WORK TO DO: Omit every picture and output the rest of the records exactly as they are.

LISTING:

-=-=-

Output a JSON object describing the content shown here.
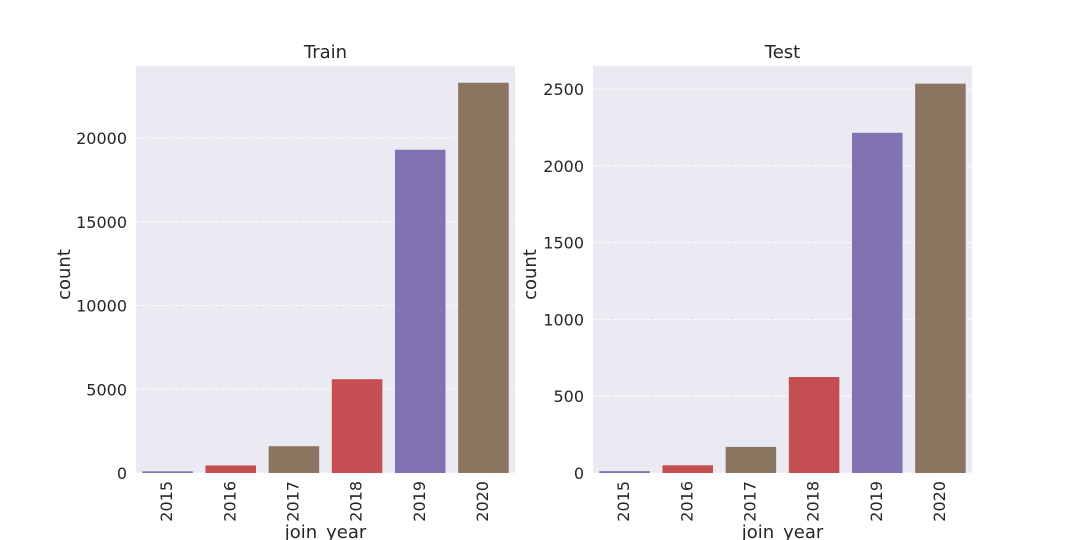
{
  "colors": {
    "background": "#eaeaf2",
    "grid": "#ffffff",
    "text": "#262626"
  },
  "chart_data": [
    {
      "type": "bar",
      "title": "Train",
      "xlabel": "join_year",
      "ylabel": "count",
      "categories": [
        "2015",
        "2016",
        "2017",
        "2018",
        "2019",
        "2020"
      ],
      "values": [
        100,
        450,
        1600,
        5600,
        19300,
        23300
      ],
      "bar_colors": [
        "#8172b2",
        "#c44e52",
        "#8c7560",
        "#c44e52",
        "#8172b2",
        "#8c7560"
      ],
      "ylim": [
        0,
        24300
      ],
      "yticks": [
        0,
        5000,
        10000,
        15000,
        20000
      ],
      "grid": true
    },
    {
      "type": "bar",
      "title": "Test",
      "xlabel": "join_year",
      "ylabel": "count",
      "categories": [
        "2015",
        "2016",
        "2017",
        "2018",
        "2019",
        "2020"
      ],
      "values": [
        12,
        50,
        170,
        625,
        2215,
        2535
      ],
      "bar_colors": [
        "#8172b2",
        "#c44e52",
        "#8c7560",
        "#c44e52",
        "#8172b2",
        "#8c7560"
      ],
      "ylim": [
        0,
        2650
      ],
      "yticks": [
        0,
        500,
        1000,
        1500,
        2000,
        2500
      ],
      "grid": true
    }
  ]
}
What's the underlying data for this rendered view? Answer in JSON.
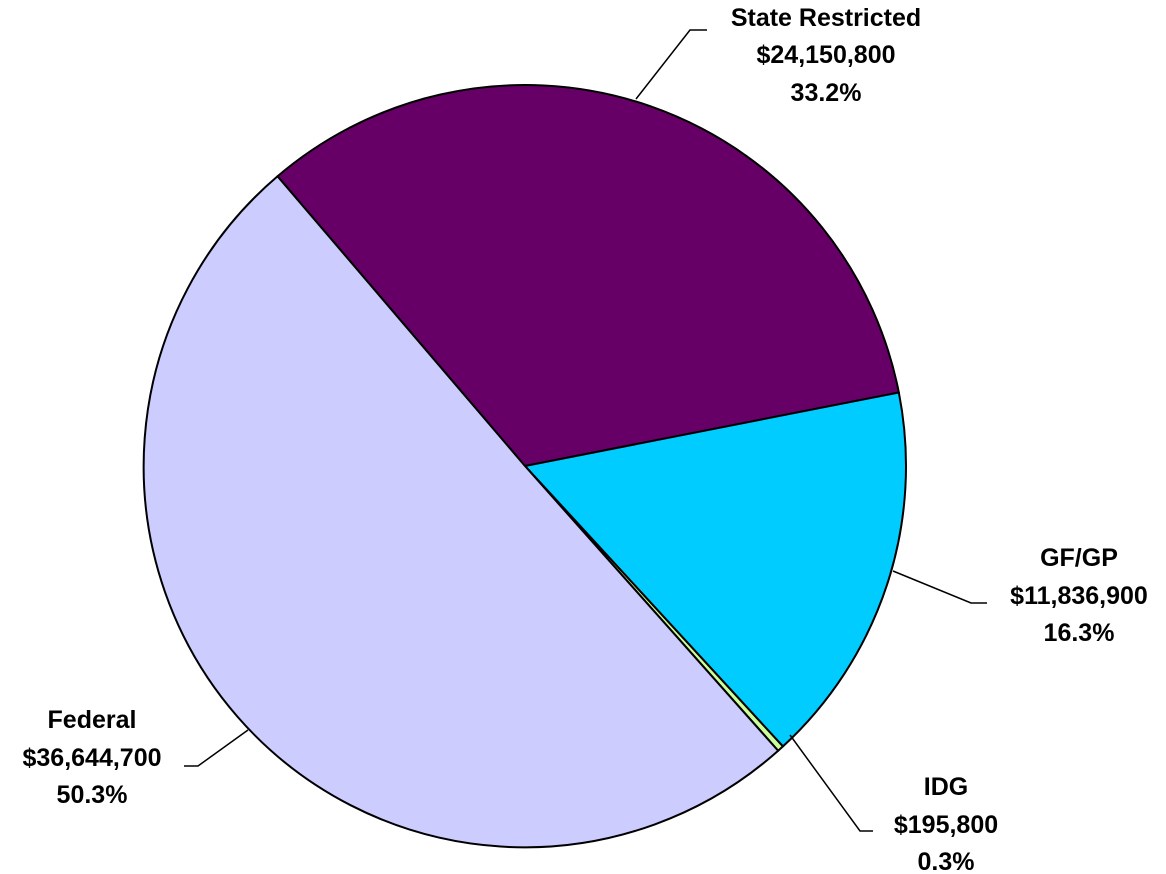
{
  "chart_data": {
    "type": "pie",
    "title": "",
    "slices": [
      {
        "name": "State Restricted",
        "amount": "$24,150,800",
        "percent": "33.2%",
        "value": 24150800,
        "color": "#660066"
      },
      {
        "name": "GF/GP",
        "amount": "$11,836,900",
        "percent": "16.3%",
        "value": 11836900,
        "color": "#00ccff"
      },
      {
        "name": "IDG",
        "amount": "$195,800",
        "percent": "0.3%",
        "value": 195800,
        "color": "#ccff99"
      },
      {
        "name": "Federal",
        "amount": "$36,644,700",
        "percent": "50.3%",
        "value": 36644700,
        "color": "#ccccff"
      }
    ]
  }
}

-=-=-

COMPLETE RESPONSE:
Output a JSON object describing the content shown here.
{
  "colors": {
    "background": "#eaeaf2",
    "grid": "#ffffff",
    "text": "#262626"
  },
  "chart_data": [
    {
      "type": "bar",
      "title": "Train",
      "xlabel": "join_year",
      "ylabel": "count",
      "categories": [
        "2015",
        "2016",
        "2017",
        "2018",
        "2019",
        "2020"
      ],
      "values": [
        100,
        450,
        1600,
        5600,
        19300,
        23300
      ],
      "bar_colors": [
        "#8172b2",
        "#c44e52",
        "#8c7560",
        "#c44e52",
        "#8172b2",
        "#8c7560"
      ],
      "ylim": [
        0,
        24300
      ],
      "yticks": [
        0,
        5000,
        10000,
        15000,
        20000
      ],
      "grid": true
    },
    {
      "type": "bar",
      "title": "Test",
      "xlabel": "join_year",
      "ylabel": "count",
      "categories": [
        "2015",
        "2016",
        "2017",
        "2018",
        "2019",
        "2020"
      ],
      "values": [
        12,
        50,
        170,
        625,
        2215,
        2535
      ],
      "bar_colors": [
        "#8172b2",
        "#c44e52",
        "#8c7560",
        "#c44e52",
        "#8172b2",
        "#8c7560"
      ],
      "ylim": [
        0,
        2650
      ],
      "yticks": [
        0,
        500,
        1000,
        1500,
        2000,
        2500
      ],
      "grid": true
    }
  ]
}
What's the underlying data for this rendered view? Answer in JSON.
{
  "chart_data": {
    "type": "pie",
    "title": "",
    "slices": [
      {
        "name": "State Restricted",
        "amount": "$24,150,800",
        "percent": "33.2%",
        "value": 24150800,
        "color": "#660066"
      },
      {
        "name": "GF/GP",
        "amount": "$11,836,900",
        "percent": "16.3%",
        "value": 11836900,
        "color": "#00ccff"
      },
      {
        "name": "IDG",
        "amount": "$195,800",
        "percent": "0.3%",
        "value": 195800,
        "color": "#ccff99"
      },
      {
        "name": "Federal",
        "amount": "$36,644,700",
        "percent": "50.3%",
        "value": 36644700,
        "color": "#ccccff"
      }
    ]
  }
}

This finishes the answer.